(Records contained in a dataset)
%%
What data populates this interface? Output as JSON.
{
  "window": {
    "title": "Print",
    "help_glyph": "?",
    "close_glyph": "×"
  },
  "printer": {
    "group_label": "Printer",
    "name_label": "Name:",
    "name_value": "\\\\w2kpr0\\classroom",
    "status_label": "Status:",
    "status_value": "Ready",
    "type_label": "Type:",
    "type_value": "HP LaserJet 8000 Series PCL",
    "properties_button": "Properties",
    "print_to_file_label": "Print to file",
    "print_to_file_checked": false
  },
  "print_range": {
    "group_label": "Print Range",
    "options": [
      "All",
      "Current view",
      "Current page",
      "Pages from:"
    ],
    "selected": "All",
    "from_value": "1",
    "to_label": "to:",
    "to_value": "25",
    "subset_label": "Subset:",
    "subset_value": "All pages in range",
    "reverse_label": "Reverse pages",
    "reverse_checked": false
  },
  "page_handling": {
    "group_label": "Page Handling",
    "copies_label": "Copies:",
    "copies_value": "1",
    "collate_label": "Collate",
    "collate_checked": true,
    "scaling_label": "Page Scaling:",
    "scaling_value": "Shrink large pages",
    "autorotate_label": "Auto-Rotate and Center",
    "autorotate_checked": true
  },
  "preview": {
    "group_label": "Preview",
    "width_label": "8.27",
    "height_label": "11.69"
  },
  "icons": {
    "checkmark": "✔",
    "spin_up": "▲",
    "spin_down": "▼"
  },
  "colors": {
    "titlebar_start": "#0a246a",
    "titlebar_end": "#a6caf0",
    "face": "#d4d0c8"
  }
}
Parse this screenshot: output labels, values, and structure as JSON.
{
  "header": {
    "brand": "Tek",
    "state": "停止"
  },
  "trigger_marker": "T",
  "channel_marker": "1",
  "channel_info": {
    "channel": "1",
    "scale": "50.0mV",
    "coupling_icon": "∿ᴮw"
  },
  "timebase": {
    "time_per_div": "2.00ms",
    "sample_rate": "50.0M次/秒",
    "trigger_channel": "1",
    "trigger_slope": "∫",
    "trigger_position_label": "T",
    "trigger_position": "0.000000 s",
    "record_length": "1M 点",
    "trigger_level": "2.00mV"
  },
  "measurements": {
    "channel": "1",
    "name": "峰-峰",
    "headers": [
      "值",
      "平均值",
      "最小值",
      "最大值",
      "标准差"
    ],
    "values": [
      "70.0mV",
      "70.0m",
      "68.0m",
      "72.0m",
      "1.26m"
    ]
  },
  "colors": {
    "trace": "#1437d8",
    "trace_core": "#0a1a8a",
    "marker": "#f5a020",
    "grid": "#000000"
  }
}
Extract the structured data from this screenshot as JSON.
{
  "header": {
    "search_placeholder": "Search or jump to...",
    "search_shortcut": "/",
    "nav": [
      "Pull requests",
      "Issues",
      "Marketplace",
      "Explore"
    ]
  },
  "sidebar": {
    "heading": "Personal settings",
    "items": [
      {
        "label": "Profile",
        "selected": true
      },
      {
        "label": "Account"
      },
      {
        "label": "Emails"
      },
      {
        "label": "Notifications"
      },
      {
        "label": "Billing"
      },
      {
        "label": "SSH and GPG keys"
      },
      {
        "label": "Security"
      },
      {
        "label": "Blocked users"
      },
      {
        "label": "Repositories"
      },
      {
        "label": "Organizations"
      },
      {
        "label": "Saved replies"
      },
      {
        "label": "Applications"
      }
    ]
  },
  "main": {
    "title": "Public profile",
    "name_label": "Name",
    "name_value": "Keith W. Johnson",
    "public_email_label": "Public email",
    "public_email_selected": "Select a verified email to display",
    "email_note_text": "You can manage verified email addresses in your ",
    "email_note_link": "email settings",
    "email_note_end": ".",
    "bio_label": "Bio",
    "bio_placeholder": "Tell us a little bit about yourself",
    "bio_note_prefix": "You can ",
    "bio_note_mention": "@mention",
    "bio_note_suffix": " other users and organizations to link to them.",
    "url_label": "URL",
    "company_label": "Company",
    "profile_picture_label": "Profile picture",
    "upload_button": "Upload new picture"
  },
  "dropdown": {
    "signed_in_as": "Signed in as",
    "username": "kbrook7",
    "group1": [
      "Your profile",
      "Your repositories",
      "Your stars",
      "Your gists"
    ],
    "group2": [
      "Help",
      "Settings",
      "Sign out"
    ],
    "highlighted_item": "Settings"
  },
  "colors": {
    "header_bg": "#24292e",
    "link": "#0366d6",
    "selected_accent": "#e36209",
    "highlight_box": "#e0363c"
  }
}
%%
## AIM
All of the data must be returned exactly.

## ANSWER TO THE PROBLEM
What data populates this interface? Output as JSON.
{
  "window": {
    "title": "Print",
    "help_glyph": "?",
    "close_glyph": "×"
  },
  "printer": {
    "group_label": "Printer",
    "name_label": "Name:",
    "name_value": "\\\\w2kpr0\\classroom",
    "status_label": "Status:",
    "status_value": "Ready",
    "type_label": "Type:",
    "type_value": "HP LaserJet 8000 Series PCL",
    "properties_button": "Properties",
    "print_to_file_label": "Print to file",
    "print_to_file_checked": false
  },
  "print_range": {
    "group_label": "Print Range",
    "options": [
      "All",
      "Current view",
      "Current page",
      "Pages from:"
    ],
    "selected": "All",
    "from_value": "1",
    "to_label": "to:",
    "to_value": "25",
    "subset_label": "Subset:",
    "subset_value": "All pages in range",
    "reverse_label": "Reverse pages",
    "reverse_checked": false
  },
  "page_handling": {
    "group_label": "Page Handling",
    "copies_label": "Copies:",
    "copies_value": "1",
    "collate_label": "Collate",
    "collate_checked": true,
    "scaling_label": "Page Scaling:",
    "scaling_value": "Shrink large pages",
    "autorotate_label": "Auto-Rotate and Center",
    "autorotate_checked": true
  },
  "preview": {
    "group_label": "Preview",
    "width_label": "8.27",
    "height_label": "11.69"
  },
  "icons": {
    "checkmark": "✔",
    "spin_up": "▲",
    "spin_down": "▼"
  },
  "colors": {
    "titlebar_start": "#0a246a",
    "titlebar_end": "#a6caf0",
    "face": "#d4d0c8"
  }
}
Parse this screenshot: output labels, values, and structure as JSON.
{
  "header": {
    "brand": "Tek",
    "state": "停止"
  },
  "trigger_marker": "T",
  "channel_marker": "1",
  "channel_info": {
    "channel": "1",
    "scale": "50.0mV",
    "coupling_icon": "∿ᴮw"
  },
  "timebase": {
    "time_per_div": "2.00ms",
    "sample_rate": "50.0M次/秒",
    "trigger_channel": "1",
    "trigger_slope": "∫",
    "trigger_position_label": "T",
    "trigger_position": "0.000000 s",
    "record_length": "1M 点",
    "trigger_level": "2.00mV"
  },
  "measurements": {
    "channel": "1",
    "name": "峰-峰",
    "headers": [
      "值",
      "平均值",
      "最小值",
      "最大值",
      "标准差"
    ],
    "values": [
      "70.0mV",
      "70.0m",
      "68.0m",
      "72.0m",
      "1.26m"
    ]
  },
  "colors": {
    "trace": "#1437d8",
    "trace_core": "#0a1a8a",
    "marker": "#f5a020",
    "grid": "#000000"
  }
}
Extract the structured data from this screenshot as JSON.
{
  "header": {
    "search_placeholder": "Search or jump to...",
    "search_shortcut": "/",
    "nav": [
      "Pull requests",
      "Issues",
      "Marketplace",
      "Explore"
    ]
  },
  "sidebar": {
    "heading": "Personal settings",
    "items": [
      {
        "label": "Profile",
        "selected": true
      },
      {
        "label": "Account"
      },
      {
        "label": "Emails"
      },
      {
        "label": "Notifications"
      },
      {
        "label": "Billing"
      },
      {
        "label": "SSH and GPG keys"
      },
      {
        "label": "Security"
      },
      {
        "label": "Blocked users"
      },
      {
        "label": "Repositories"
      },
      {
        "label": "Organizations"
      },
      {
        "label": "Saved replies"
      },
      {
        "label": "Applications"
      }
    ]
  },
  "main": {
    "title": "Public profile",
    "name_label": "Name",
    "name_value": "Keith W. Johnson",
    "public_email_label": "Public email",
    "public_email_selected": "Select a verified email to display",
    "email_note_text": "You can manage verified email addresses in your ",
    "email_note_link": "email settings",
    "email_note_end": ".",
    "bio_label": "Bio",
    "bio_placeholder": "Tell us a little bit about yourself",
    "bio_note_prefix": "You can ",
    "bio_note_mention": "@mention",
    "bio_note_suffix": " other users and organizations to link to them.",
    "url_label": "URL",
    "company_label": "Company",
    "profile_picture_label": "Profile picture",
    "upload_button": "Upload new picture"
  },
  "dropdown": {
    "signed_in_as": "Signed in as",
    "username": "kbrook7",
    "group1": [
      "Your profile",
      "Your repositories",
      "Your stars",
      "Your gists"
    ],
    "group2": [
      "Help",
      "Settings",
      "Sign out"
    ],
    "highlighted_item": "Settings"
  },
  "colors": {
    "header_bg": "#24292e",
    "link": "#0366d6",
    "selected_accent": "#e36209",
    "highlight_box": "#e0363c"
  }
}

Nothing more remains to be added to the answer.